Data entries
[Start]
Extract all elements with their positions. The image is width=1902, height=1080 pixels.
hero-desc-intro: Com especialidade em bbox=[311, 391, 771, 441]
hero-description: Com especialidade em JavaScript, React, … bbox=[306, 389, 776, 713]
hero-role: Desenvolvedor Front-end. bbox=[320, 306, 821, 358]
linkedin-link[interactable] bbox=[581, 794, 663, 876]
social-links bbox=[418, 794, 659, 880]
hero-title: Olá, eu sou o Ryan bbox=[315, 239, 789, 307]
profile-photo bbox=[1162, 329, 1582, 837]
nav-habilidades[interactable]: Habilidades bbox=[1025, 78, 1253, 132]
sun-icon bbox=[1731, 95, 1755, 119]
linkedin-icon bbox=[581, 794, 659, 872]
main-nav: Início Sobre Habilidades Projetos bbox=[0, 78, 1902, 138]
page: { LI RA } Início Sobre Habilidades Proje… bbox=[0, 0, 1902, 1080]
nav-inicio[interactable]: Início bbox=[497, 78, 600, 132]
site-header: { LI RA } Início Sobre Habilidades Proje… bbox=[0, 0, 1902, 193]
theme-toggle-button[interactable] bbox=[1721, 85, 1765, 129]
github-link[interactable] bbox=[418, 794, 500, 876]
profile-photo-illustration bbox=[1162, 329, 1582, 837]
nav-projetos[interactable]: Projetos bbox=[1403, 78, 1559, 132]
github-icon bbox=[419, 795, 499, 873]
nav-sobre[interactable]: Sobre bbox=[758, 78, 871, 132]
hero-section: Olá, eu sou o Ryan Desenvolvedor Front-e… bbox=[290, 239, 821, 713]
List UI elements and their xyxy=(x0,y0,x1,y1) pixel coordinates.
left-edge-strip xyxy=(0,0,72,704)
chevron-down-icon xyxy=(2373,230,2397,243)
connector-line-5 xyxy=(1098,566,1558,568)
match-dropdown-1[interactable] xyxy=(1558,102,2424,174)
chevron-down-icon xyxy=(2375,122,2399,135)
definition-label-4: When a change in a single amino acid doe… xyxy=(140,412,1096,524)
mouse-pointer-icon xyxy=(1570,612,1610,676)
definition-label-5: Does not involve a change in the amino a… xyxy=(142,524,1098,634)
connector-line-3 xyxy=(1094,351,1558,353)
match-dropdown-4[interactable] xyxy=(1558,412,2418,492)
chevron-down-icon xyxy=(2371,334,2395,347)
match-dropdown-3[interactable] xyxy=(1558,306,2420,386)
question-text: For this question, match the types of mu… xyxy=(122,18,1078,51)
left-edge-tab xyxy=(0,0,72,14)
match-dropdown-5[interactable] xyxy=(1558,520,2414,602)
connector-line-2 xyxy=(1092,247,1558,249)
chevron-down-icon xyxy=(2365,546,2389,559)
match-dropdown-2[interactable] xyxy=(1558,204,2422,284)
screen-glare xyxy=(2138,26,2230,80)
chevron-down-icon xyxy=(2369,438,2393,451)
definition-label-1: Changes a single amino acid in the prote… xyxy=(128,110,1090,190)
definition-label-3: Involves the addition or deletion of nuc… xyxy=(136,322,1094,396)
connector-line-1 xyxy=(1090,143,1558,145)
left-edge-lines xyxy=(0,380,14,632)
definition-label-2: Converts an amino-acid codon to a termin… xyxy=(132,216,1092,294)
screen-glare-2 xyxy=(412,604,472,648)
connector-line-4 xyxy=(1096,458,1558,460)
[End]
- Given task -
Report every line of the entries above that contains the string "connector", matching case exactly.

- Solved problem -
connector-line-5 xyxy=(1098,566,1558,568)
connector-line-3 xyxy=(1094,351,1558,353)
connector-line-2 xyxy=(1092,247,1558,249)
connector-line-1 xyxy=(1090,143,1558,145)
connector-line-4 xyxy=(1096,458,1558,460)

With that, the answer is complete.